Select, from the material below, each line with "label" in it.

---- Data to use

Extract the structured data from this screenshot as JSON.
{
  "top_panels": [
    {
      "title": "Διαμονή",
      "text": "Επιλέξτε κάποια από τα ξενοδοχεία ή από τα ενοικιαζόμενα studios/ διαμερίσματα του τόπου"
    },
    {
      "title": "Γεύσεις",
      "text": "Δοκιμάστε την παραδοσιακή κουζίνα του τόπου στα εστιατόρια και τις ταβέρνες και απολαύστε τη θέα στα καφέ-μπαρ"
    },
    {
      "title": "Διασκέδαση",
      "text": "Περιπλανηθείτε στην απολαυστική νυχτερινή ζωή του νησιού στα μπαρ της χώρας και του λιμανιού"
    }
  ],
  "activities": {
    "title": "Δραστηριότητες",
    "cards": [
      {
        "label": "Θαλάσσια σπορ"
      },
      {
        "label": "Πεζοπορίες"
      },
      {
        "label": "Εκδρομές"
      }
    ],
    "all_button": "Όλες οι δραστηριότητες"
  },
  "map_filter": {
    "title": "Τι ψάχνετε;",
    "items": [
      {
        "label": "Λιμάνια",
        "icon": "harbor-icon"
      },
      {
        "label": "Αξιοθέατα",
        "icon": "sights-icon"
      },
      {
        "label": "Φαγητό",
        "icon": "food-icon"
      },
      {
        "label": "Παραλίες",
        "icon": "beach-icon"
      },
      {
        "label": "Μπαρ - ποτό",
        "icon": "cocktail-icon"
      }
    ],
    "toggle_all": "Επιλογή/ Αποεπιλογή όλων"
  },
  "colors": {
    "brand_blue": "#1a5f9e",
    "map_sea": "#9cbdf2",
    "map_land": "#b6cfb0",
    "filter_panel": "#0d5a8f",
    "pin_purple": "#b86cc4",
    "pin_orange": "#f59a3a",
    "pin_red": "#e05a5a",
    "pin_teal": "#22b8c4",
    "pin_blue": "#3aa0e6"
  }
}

--------

Final result:
        "label": "Θαλάσσια σπορ"
        "label": "Πεζοπορίες"
        "label": "Εκδρομές"
        "label": "Λιμάνια",
        "label": "Αξιοθέατα",
        "label": "Φαγητό",
        "label": "Παραλίες",
        "label": "Μπαρ - ποτό",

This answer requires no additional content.